**Task to carry out:** Reproduce the records below in full and without edits, omitting images.

**Material provided:**
--------------------------------
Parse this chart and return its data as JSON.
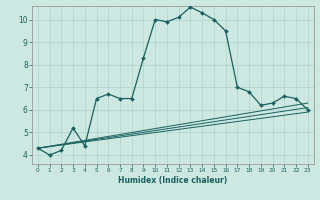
{
  "xlabel": "Humidex (Indice chaleur)",
  "bg_color": "#cce8e0",
  "grid_color": "#aad4cc",
  "line_color": "#1a6060",
  "xlim": [
    -0.5,
    23.5
  ],
  "ylim": [
    3.6,
    10.6
  ],
  "xticks": [
    0,
    1,
    2,
    3,
    4,
    5,
    6,
    7,
    8,
    9,
    10,
    11,
    12,
    13,
    14,
    15,
    16,
    17,
    18,
    19,
    20,
    21,
    22,
    23
  ],
  "yticks": [
    4,
    5,
    6,
    7,
    8,
    9,
    10
  ],
  "line1_x": [
    0,
    1,
    2,
    3,
    4,
    5,
    6,
    7,
    8,
    9,
    10,
    11,
    12,
    13,
    14,
    15,
    16,
    17,
    18,
    19,
    20,
    21,
    22,
    23
  ],
  "line1_y": [
    4.3,
    4.0,
    4.2,
    5.2,
    4.4,
    6.5,
    6.7,
    6.5,
    6.5,
    8.3,
    10.0,
    9.9,
    10.1,
    10.55,
    10.3,
    10.0,
    9.5,
    7.0,
    6.8,
    6.2,
    6.3,
    6.6,
    6.5,
    6.0
  ],
  "line2_x": [
    0,
    23
  ],
  "line2_y": [
    4.3,
    5.9
  ],
  "line3_x": [
    0,
    23
  ],
  "line3_y": [
    4.3,
    6.1
  ],
  "line4_x": [
    0,
    23
  ],
  "line4_y": [
    4.3,
    6.3
  ],
  "xlabel_fontsize": 5.5,
  "tick_fontsize_x": 4.2,
  "tick_fontsize_y": 5.5
}
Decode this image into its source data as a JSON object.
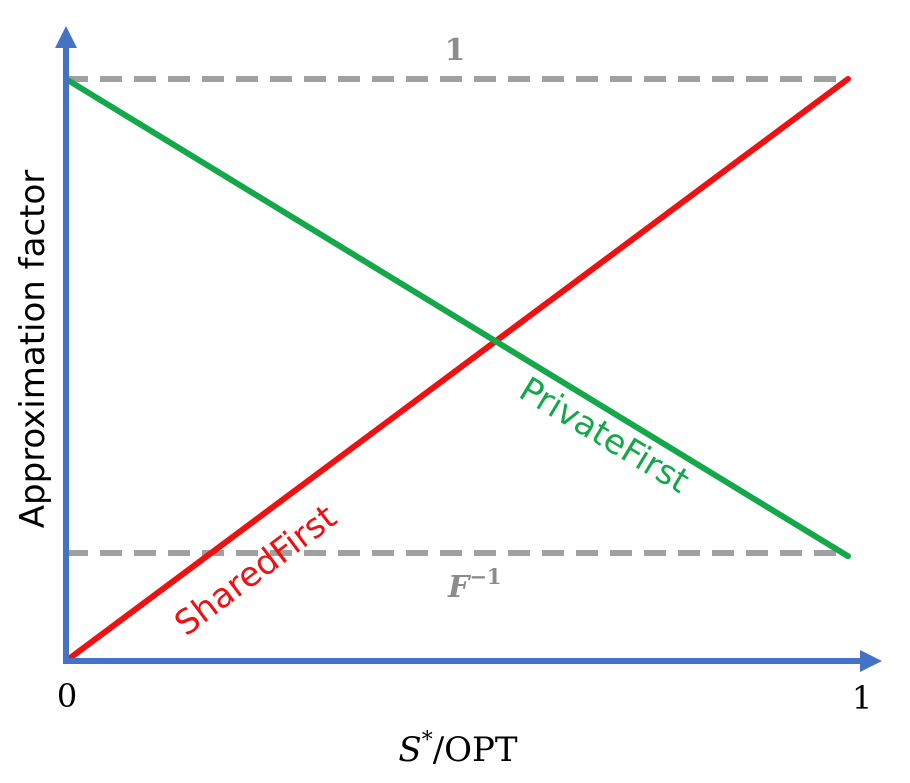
{
  "diagram": {
    "x_axis": {
      "label_italic": "S",
      "label_sup": "*",
      "label_rest": "/OPT",
      "tick_min": "0",
      "tick_max": "1"
    },
    "y_axis": {
      "label": "Approximation factor"
    },
    "reference_lines": {
      "upper_label": "1",
      "lower_label_base": "F",
      "lower_label_sup": "−1"
    },
    "series": [
      {
        "name": "SharedFirst",
        "color": "#ee1111",
        "start": 0.0,
        "end": 1.0
      },
      {
        "name": "PrivateFirst",
        "color": "#14a84a",
        "start": 1.0,
        "end": 0.18
      }
    ],
    "colors": {
      "axis": "#4472c4",
      "reference": "#a0a0a0"
    }
  }
}
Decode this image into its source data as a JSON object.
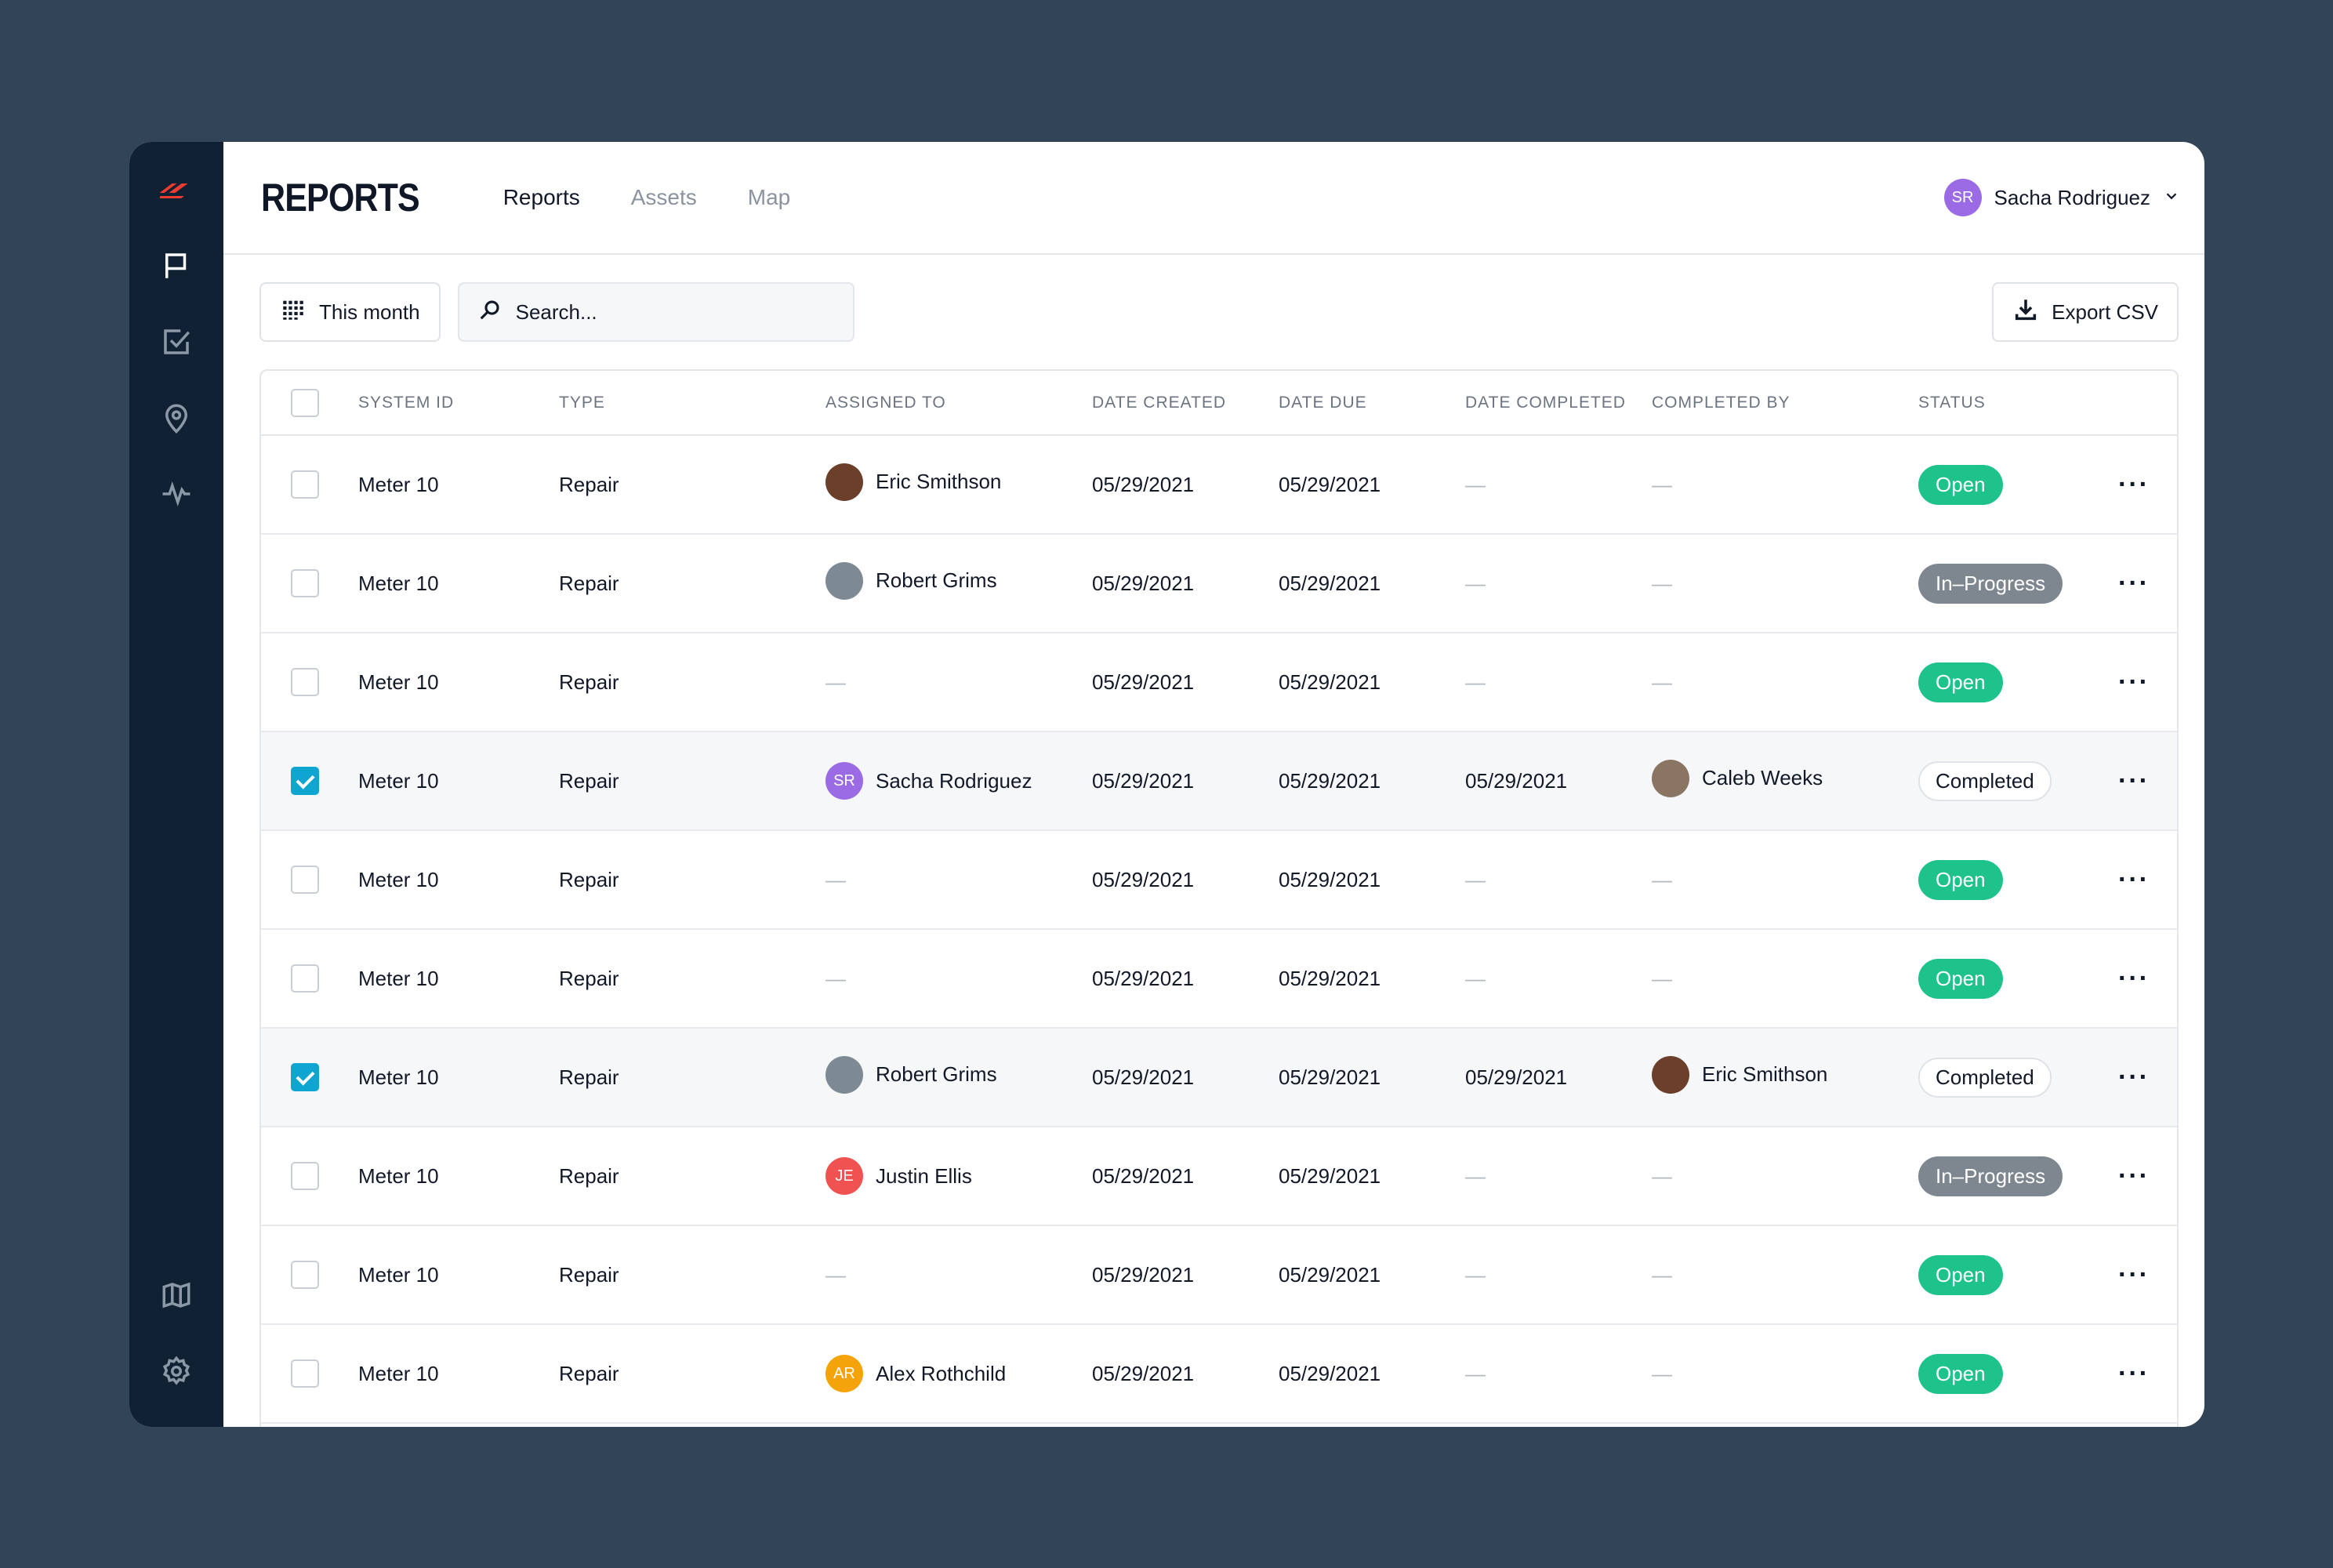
{
  "app": {
    "brand": "REPORTS",
    "tabs": [
      {
        "label": "Reports",
        "active": true
      },
      {
        "label": "Assets",
        "active": false
      },
      {
        "label": "Map",
        "active": false
      }
    ],
    "user": {
      "name": "Sacha Rodriguez",
      "initials": "SR",
      "avatar_color": "#9b6be6"
    }
  },
  "sidebar": {
    "top_icons": [
      "logo-icon",
      "flag-icon",
      "checkbox-icon",
      "location-pin-icon",
      "activity-icon"
    ],
    "bottom_icons": [
      "map-icon",
      "gear-icon"
    ],
    "logo_color": "#f03b2f"
  },
  "toolbar": {
    "date_filter_label": "This month",
    "search_placeholder": "Search...",
    "export_label": "Export CSV"
  },
  "table": {
    "columns": [
      "SYSTEM ID",
      "TYPE",
      "ASSIGNED TO",
      "DATE CREATED",
      "DATE DUE",
      "DATE COMPLETED",
      "COMPLETED BY",
      "STATUS"
    ],
    "rows": [
      {
        "checked": false,
        "system_id": "Meter 10",
        "type": "Repair",
        "assigned": {
          "name": "Eric Smithson",
          "initials": "",
          "color": "#6b3f2a"
        },
        "date_created": "05/29/2021",
        "date_due": "05/29/2021",
        "date_completed": "—",
        "completed_by": null,
        "status": "Open"
      },
      {
        "checked": false,
        "system_id": "Meter 10",
        "type": "Repair",
        "assigned": {
          "name": "Robert Grims",
          "initials": "",
          "color": "#7d8a93"
        },
        "date_created": "05/29/2021",
        "date_due": "05/29/2021",
        "date_completed": "—",
        "completed_by": null,
        "status": "In–Progress"
      },
      {
        "checked": false,
        "system_id": "Meter 10",
        "type": "Repair",
        "assigned": null,
        "date_created": "05/29/2021",
        "date_due": "05/29/2021",
        "date_completed": "—",
        "completed_by": null,
        "status": "Open"
      },
      {
        "checked": true,
        "system_id": "Meter 10",
        "type": "Repair",
        "assigned": {
          "name": "Sacha Rodriguez",
          "initials": "SR",
          "color": "#9b6be6"
        },
        "date_created": "05/29/2021",
        "date_due": "05/29/2021",
        "date_completed": "05/29/2021",
        "completed_by": {
          "name": "Caleb Weeks",
          "initials": "",
          "color": "#8a7563"
        },
        "status": "Completed"
      },
      {
        "checked": false,
        "system_id": "Meter 10",
        "type": "Repair",
        "assigned": null,
        "date_created": "05/29/2021",
        "date_due": "05/29/2021",
        "date_completed": "—",
        "completed_by": null,
        "status": "Open"
      },
      {
        "checked": false,
        "system_id": "Meter 10",
        "type": "Repair",
        "assigned": null,
        "date_created": "05/29/2021",
        "date_due": "05/29/2021",
        "date_completed": "—",
        "completed_by": null,
        "status": "Open"
      },
      {
        "checked": true,
        "system_id": "Meter 10",
        "type": "Repair",
        "assigned": {
          "name": "Robert Grims",
          "initials": "",
          "color": "#7d8a93"
        },
        "date_created": "05/29/2021",
        "date_due": "05/29/2021",
        "date_completed": "05/29/2021",
        "completed_by": {
          "name": "Eric Smithson",
          "initials": "",
          "color": "#6b3f2a"
        },
        "status": "Completed"
      },
      {
        "checked": false,
        "system_id": "Meter 10",
        "type": "Repair",
        "assigned": {
          "name": "Justin Ellis",
          "initials": "JE",
          "color": "#f05252"
        },
        "date_created": "05/29/2021",
        "date_due": "05/29/2021",
        "date_completed": "—",
        "completed_by": null,
        "status": "In–Progress"
      },
      {
        "checked": false,
        "system_id": "Meter 10",
        "type": "Repair",
        "assigned": null,
        "date_created": "05/29/2021",
        "date_due": "05/29/2021",
        "date_completed": "—",
        "completed_by": null,
        "status": "Open"
      },
      {
        "checked": false,
        "system_id": "Meter 10",
        "type": "Repair",
        "assigned": {
          "name": "Alex Rothchild",
          "initials": "AR",
          "color": "#f5a30b"
        },
        "date_created": "05/29/2021",
        "date_due": "05/29/2021",
        "date_completed": "—",
        "completed_by": null,
        "status": "Open"
      }
    ]
  },
  "colors": {
    "background": "#324557",
    "sidebar": "#0f2133",
    "open": "#1ec28b",
    "in_progress": "#7e8790",
    "checkbox_checked": "#0ea5d0"
  }
}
--------------------------------
**Finished answer:**
Parse this chart and return its data as JSON.
{
  "xlabel": "Humidex (Indice chaleur)",
  "bg_color": "#cce8e0",
  "grid_color": "#aad4cc",
  "line_color": "#1a6060",
  "xlim": [
    -0.5,
    23.5
  ],
  "ylim": [
    3.6,
    10.6
  ],
  "xticks": [
    0,
    1,
    2,
    3,
    4,
    5,
    6,
    7,
    8,
    9,
    10,
    11,
    12,
    13,
    14,
    15,
    16,
    17,
    18,
    19,
    20,
    21,
    22,
    23
  ],
  "yticks": [
    4,
    5,
    6,
    7,
    8,
    9,
    10
  ],
  "line1_x": [
    0,
    1,
    2,
    3,
    4,
    5,
    6,
    7,
    8,
    9,
    10,
    11,
    12,
    13,
    14,
    15,
    16,
    17,
    18,
    19,
    20,
    21,
    22,
    23
  ],
  "line1_y": [
    4.3,
    4.0,
    4.2,
    5.2,
    4.4,
    6.5,
    6.7,
    6.5,
    6.5,
    8.3,
    10.0,
    9.9,
    10.1,
    10.55,
    10.3,
    10.0,
    9.5,
    7.0,
    6.8,
    6.2,
    6.3,
    6.6,
    6.5,
    6.0
  ],
  "line2_x": [
    0,
    23
  ],
  "line2_y": [
    4.3,
    5.9
  ],
  "line3_x": [
    0,
    23
  ],
  "line3_y": [
    4.3,
    6.1
  ],
  "line4_x": [
    0,
    23
  ],
  "line4_y": [
    4.3,
    6.3
  ],
  "xlabel_fontsize": 5.5,
  "tick_fontsize_x": 4.2,
  "tick_fontsize_y": 5.5
}
Decode this image into its source data as a JSON object.
{
  "diagram": {
    "x_axis": {
      "label_italic": "S",
      "label_sup": "*",
      "label_rest": "/OPT",
      "tick_min": "0",
      "tick_max": "1"
    },
    "y_axis": {
      "label": "Approximation factor"
    },
    "reference_lines": {
      "upper_label": "1",
      "lower_label_base": "F",
      "lower_label_sup": "−1"
    },
    "series": [
      {
        "name": "SharedFirst",
        "color": "#ee1111",
        "start": 0.0,
        "end": 1.0
      },
      {
        "name": "PrivateFirst",
        "color": "#14a84a",
        "start": 1.0,
        "end": 0.18
      }
    ],
    "colors": {
      "axis": "#4472c4",
      "reference": "#a0a0a0"
    }
  }
}
Decode this image into its source data as a JSON object.
{
  "app": {
    "brand": "REPORTS",
    "tabs": [
      {
        "label": "Reports",
        "active": true
      },
      {
        "label": "Assets",
        "active": false
      },
      {
        "label": "Map",
        "active": false
      }
    ],
    "user": {
      "name": "Sacha Rodriguez",
      "initials": "SR",
      "avatar_color": "#9b6be6"
    }
  },
  "sidebar": {
    "top_icons": [
      "logo-icon",
      "flag-icon",
      "checkbox-icon",
      "location-pin-icon",
      "activity-icon"
    ],
    "bottom_icons": [
      "map-icon",
      "gear-icon"
    ],
    "logo_color": "#f03b2f"
  },
  "toolbar": {
    "date_filter_label": "This month",
    "search_placeholder": "Search...",
    "export_label": "Export CSV"
  },
  "table": {
    "columns": [
      "SYSTEM ID",
      "TYPE",
      "ASSIGNED TO",
      "DATE CREATED",
      "DATE DUE",
      "DATE COMPLETED",
      "COMPLETED BY",
      "STATUS"
    ],
    "rows": [
      {
        "checked": false,
        "system_id": "Meter 10",
        "type": "Repair",
        "assigned": {
          "name": "Eric Smithson",
          "initials": "",
          "color": "#6b3f2a"
        },
        "date_created": "05/29/2021",
        "date_due": "05/29/2021",
        "date_completed": "—",
        "completed_by": null,
        "status": "Open"
      },
      {
        "checked": false,
        "system_id": "Meter 10",
        "type": "Repair",
        "assigned": {
          "name": "Robert Grims",
          "initials": "",
          "color": "#7d8a93"
        },
        "date_created": "05/29/2021",
        "date_due": "05/29/2021",
        "date_completed": "—",
        "completed_by": null,
        "status": "In–Progress"
      },
      {
        "checked": false,
        "system_id": "Meter 10",
        "type": "Repair",
        "assigned": null,
        "date_created": "05/29/2021",
        "date_due": "05/29/2021",
        "date_completed": "—",
        "completed_by": null,
        "status": "Open"
      },
      {
        "checked": true,
        "system_id": "Meter 10",
        "type": "Repair",
        "assigned": {
          "name": "Sacha Rodriguez",
          "initials": "SR",
          "color": "#9b6be6"
        },
        "date_created": "05/29/2021",
        "date_due": "05/29/2021",
        "date_completed": "05/29/2021",
        "completed_by": {
          "name": "Caleb Weeks",
          "initials": "",
          "color": "#8a7563"
        },
        "status": "Completed"
      },
      {
        "checked": false,
        "system_id": "Meter 10",
        "type": "Repair",
        "assigned": null,
        "date_created": "05/29/2021",
        "date_due": "05/29/2021",
        "date_completed": "—",
        "completed_by": null,
        "status": "Open"
      },
      {
        "checked": false,
        "system_id": "Meter 10",
        "type": "Repair",
        "assigned": null,
        "date_created": "05/29/2021",
        "date_due": "05/29/2021",
        "date_completed": "—",
        "completed_by": null,
        "status": "Open"
      },
      {
        "checked": true,
        "system_id": "Meter 10",
        "type": "Repair",
        "assigned": {
          "name": "Robert Grims",
          "initials": "",
          "color": "#7d8a93"
        },
        "date_created": "05/29/2021",
        "date_due": "05/29/2021",
        "date_completed": "05/29/2021",
        "completed_by": {
          "name": "Eric Smithson",
          "initials": "",
          "color": "#6b3f2a"
        },
        "status": "Completed"
      },
      {
        "checked": false,
        "system_id": "Meter 10",
        "type": "Repair",
        "assigned": {
          "name": "Justin Ellis",
          "initials": "JE",
          "color": "#f05252"
        },
        "date_created": "05/29/2021",
        "date_due": "05/29/2021",
        "date_completed": "—",
        "completed_by": null,
        "status": "In–Progress"
      },
      {
        "checked": false,
        "system_id": "Meter 10",
        "type": "Repair",
        "assigned": null,
        "date_created": "05/29/2021",
        "date_due": "05/29/2021",
        "date_completed": "—",
        "completed_by": null,
        "status": "Open"
      },
      {
        "checked": false,
        "system_id": "Meter 10",
        "type": "Repair",
        "assigned": {
          "name": "Alex Rothchild",
          "initials": "AR",
          "color": "#f5a30b"
        },
        "date_created": "05/29/2021",
        "date_due": "05/29/2021",
        "date_completed": "—",
        "completed_by": null,
        "status": "Open"
      }
    ]
  },
  "colors": {
    "background": "#324557",
    "sidebar": "#0f2133",
    "open": "#1ec28b",
    "in_progress": "#7e8790",
    "checkbox_checked": "#0ea5d0"
  }
}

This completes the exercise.